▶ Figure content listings
+ + + + +

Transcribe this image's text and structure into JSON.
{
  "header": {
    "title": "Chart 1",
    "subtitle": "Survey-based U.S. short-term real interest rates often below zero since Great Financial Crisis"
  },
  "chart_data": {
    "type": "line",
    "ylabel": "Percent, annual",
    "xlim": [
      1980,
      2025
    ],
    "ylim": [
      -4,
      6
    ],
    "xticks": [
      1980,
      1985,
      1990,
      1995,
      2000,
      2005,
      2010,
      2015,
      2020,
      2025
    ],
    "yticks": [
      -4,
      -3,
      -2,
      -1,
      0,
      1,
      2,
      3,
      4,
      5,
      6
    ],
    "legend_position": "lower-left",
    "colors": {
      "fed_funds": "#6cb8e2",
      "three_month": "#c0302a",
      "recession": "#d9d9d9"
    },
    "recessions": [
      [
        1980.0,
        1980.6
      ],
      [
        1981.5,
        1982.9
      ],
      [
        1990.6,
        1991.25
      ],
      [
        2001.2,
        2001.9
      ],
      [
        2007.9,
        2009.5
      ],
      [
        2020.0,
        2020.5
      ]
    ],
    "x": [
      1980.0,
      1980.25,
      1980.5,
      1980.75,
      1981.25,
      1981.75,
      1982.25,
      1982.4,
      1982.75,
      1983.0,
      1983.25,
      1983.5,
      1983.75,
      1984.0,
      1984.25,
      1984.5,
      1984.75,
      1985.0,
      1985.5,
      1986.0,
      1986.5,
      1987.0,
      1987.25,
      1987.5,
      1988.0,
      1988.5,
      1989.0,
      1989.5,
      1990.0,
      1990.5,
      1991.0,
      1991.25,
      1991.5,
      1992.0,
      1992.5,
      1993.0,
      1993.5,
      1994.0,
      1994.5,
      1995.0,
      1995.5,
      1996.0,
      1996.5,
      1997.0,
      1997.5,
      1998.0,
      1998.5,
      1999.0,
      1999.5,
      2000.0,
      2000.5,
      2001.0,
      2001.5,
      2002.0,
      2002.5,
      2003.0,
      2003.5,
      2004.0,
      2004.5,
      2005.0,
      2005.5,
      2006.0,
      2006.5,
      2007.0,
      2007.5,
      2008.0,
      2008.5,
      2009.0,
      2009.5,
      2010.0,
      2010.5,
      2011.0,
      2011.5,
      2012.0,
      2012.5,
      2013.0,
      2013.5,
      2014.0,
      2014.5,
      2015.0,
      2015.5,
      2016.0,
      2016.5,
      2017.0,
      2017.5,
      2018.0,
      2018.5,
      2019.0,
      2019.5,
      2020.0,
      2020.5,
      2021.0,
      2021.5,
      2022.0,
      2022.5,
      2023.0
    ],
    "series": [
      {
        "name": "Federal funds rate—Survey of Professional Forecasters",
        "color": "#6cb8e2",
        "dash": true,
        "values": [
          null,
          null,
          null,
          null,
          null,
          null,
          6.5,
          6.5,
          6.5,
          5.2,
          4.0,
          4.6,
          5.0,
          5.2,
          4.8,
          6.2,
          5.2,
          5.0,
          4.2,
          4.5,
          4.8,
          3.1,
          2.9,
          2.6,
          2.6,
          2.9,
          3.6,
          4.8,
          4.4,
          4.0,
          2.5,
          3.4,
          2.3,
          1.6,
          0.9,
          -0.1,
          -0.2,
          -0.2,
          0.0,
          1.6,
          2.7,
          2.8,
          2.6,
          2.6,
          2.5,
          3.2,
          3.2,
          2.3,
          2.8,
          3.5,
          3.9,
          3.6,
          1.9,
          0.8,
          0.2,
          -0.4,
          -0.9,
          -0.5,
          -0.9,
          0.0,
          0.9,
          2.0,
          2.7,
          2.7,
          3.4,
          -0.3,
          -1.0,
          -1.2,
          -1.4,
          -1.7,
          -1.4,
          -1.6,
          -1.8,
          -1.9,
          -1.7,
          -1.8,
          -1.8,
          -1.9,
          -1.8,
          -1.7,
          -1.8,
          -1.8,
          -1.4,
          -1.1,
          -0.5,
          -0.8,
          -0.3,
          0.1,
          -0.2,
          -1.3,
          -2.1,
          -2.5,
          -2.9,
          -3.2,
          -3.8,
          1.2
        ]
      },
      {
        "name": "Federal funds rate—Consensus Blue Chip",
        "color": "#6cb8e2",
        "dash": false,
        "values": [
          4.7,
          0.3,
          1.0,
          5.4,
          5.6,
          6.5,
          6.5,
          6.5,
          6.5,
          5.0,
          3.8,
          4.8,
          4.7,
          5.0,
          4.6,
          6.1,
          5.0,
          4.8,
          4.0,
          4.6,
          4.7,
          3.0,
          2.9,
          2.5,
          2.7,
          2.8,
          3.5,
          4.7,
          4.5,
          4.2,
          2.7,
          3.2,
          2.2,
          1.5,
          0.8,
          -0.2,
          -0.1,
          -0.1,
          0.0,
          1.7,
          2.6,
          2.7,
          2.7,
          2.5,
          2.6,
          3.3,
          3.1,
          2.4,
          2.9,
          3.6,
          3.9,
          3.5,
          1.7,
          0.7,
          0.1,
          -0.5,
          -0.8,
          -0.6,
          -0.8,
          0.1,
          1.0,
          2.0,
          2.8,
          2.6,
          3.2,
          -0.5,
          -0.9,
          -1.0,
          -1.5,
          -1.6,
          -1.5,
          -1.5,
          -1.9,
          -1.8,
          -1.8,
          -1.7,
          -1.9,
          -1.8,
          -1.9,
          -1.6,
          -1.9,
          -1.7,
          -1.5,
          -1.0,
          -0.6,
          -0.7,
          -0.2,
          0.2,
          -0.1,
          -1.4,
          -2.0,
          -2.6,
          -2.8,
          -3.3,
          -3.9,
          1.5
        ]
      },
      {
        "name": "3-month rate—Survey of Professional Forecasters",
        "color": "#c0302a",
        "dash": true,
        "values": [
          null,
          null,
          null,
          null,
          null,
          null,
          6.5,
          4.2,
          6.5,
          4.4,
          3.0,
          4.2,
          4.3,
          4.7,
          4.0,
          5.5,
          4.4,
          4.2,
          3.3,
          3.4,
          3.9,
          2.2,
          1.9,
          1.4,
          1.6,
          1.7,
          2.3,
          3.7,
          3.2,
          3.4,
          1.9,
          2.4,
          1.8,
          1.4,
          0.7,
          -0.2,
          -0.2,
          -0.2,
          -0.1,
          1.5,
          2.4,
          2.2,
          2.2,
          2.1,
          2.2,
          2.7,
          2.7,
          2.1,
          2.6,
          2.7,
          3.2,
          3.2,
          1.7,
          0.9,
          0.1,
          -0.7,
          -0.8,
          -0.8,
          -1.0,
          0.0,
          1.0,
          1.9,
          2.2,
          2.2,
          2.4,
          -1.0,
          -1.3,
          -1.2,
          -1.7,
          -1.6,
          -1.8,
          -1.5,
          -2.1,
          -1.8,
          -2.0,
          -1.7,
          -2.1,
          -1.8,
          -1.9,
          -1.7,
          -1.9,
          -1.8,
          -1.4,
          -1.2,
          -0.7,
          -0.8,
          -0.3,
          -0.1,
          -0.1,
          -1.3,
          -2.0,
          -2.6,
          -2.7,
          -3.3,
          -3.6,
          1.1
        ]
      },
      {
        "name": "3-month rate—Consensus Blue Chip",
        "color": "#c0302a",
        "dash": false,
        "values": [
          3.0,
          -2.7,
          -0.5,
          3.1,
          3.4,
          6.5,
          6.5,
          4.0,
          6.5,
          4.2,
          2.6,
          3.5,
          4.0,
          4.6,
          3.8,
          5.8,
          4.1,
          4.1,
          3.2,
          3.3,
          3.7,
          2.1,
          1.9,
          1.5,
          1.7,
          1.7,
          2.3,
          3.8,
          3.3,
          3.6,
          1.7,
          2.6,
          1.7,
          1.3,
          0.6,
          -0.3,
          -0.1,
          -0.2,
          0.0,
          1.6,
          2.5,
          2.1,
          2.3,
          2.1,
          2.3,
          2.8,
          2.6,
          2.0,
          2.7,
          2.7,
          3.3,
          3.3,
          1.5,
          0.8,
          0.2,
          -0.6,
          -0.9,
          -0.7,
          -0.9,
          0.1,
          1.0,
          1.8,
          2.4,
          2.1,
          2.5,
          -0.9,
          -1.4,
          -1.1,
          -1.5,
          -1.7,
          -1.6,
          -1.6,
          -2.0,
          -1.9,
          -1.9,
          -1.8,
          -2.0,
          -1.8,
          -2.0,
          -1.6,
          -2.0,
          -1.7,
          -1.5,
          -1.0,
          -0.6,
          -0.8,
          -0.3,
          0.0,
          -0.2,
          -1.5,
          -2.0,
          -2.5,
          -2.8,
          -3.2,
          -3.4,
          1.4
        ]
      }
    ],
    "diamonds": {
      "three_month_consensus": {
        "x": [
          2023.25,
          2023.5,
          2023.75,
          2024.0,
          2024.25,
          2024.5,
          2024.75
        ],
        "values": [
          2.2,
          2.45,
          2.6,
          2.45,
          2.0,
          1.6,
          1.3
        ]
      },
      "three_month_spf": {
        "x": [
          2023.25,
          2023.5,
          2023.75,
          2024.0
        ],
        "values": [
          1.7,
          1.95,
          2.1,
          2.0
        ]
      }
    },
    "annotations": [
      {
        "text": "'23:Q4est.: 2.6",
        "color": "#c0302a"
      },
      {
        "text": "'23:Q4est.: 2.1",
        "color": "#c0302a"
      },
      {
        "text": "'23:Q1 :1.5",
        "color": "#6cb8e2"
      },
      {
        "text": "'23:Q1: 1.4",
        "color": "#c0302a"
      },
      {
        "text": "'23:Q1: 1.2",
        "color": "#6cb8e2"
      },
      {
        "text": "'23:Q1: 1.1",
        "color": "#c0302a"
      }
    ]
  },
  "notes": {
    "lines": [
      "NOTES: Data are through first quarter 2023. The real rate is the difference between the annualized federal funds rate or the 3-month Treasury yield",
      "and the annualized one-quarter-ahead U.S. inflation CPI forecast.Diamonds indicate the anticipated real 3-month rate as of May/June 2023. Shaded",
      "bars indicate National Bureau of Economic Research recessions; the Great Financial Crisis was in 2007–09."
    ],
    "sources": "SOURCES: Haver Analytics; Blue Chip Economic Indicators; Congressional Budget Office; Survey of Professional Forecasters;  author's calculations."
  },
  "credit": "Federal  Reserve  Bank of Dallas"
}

+ + + + +

▶ STATED GOAL
Give the number of lines in the listing above that contain "text", and nothing else.

▶ EXERCISE RESPONSE
7